— begin EXERCISE DATA —
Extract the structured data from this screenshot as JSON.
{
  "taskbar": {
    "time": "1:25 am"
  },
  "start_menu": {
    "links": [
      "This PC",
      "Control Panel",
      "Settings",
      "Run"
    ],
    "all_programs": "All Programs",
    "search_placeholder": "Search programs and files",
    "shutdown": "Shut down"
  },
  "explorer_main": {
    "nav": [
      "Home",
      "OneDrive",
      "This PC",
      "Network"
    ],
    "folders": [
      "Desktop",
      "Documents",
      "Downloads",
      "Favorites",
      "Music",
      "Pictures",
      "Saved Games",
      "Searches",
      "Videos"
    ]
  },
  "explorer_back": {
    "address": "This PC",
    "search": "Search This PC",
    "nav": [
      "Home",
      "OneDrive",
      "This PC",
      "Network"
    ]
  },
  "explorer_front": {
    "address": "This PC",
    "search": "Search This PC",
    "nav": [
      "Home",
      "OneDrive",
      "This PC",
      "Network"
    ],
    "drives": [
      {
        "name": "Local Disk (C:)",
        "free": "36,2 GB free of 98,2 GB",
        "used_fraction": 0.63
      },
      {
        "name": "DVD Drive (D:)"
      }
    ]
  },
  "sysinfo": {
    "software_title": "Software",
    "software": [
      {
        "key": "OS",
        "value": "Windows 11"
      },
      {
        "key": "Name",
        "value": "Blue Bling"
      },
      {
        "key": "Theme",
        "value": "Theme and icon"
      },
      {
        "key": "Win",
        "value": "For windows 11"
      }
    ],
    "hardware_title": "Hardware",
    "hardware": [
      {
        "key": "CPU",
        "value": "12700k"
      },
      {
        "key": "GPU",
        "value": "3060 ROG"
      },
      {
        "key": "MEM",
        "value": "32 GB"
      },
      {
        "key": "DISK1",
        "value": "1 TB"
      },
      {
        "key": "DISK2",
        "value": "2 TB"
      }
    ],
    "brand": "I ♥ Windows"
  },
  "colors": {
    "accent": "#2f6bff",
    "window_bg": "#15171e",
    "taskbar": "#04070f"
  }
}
— end EXERCISE DATA —
Reproduce the full listing word for word.

#### [TASK ANSWER]
Extract the structured data from this screenshot as JSON.
{
  "taskbar": {
    "time": "1:25 am"
  },
  "start_menu": {
    "links": [
      "This PC",
      "Control Panel",
      "Settings",
      "Run"
    ],
    "all_programs": "All Programs",
    "search_placeholder": "Search programs and files",
    "shutdown": "Shut down"
  },
  "explorer_main": {
    "nav": [
      "Home",
      "OneDrive",
      "This PC",
      "Network"
    ],
    "folders": [
      "Desktop",
      "Documents",
      "Downloads",
      "Favorites",
      "Music",
      "Pictures",
      "Saved Games",
      "Searches",
      "Videos"
    ]
  },
  "explorer_back": {
    "address": "This PC",
    "search": "Search This PC",
    "nav": [
      "Home",
      "OneDrive",
      "This PC",
      "Network"
    ]
  },
  "explorer_front": {
    "address": "This PC",
    "search": "Search This PC",
    "nav": [
      "Home",
      "OneDrive",
      "This PC",
      "Network"
    ],
    "drives": [
      {
        "name": "Local Disk (C:)",
        "free": "36,2 GB free of 98,2 GB",
        "used_fraction": 0.63
      },
      {
        "name": "DVD Drive (D:)"
      }
    ]
  },
  "sysinfo": {
    "software_title": "Software",
    "software": [
      {
        "key": "OS",
        "value": "Windows 11"
      },
      {
        "key": "Name",
        "value": "Blue Bling"
      },
      {
        "key": "Theme",
        "value": "Theme and icon"
      },
      {
        "key": "Win",
        "value": "For windows 11"
      }
    ],
    "hardware_title": "Hardware",
    "hardware": [
      {
        "key": "CPU",
        "value": "12700k"
      },
      {
        "key": "GPU",
        "value": "3060 ROG"
      },
      {
        "key": "MEM",
        "value": "32 GB"
      },
      {
        "key": "DISK1",
        "value": "1 TB"
      },
      {
        "key": "DISK2",
        "value": "2 TB"
      }
    ],
    "brand": "I ♥ Windows"
  },
  "colors": {
    "accent": "#2f6bff",
    "window_bg": "#15171e",
    "taskbar": "#04070f"
  }
}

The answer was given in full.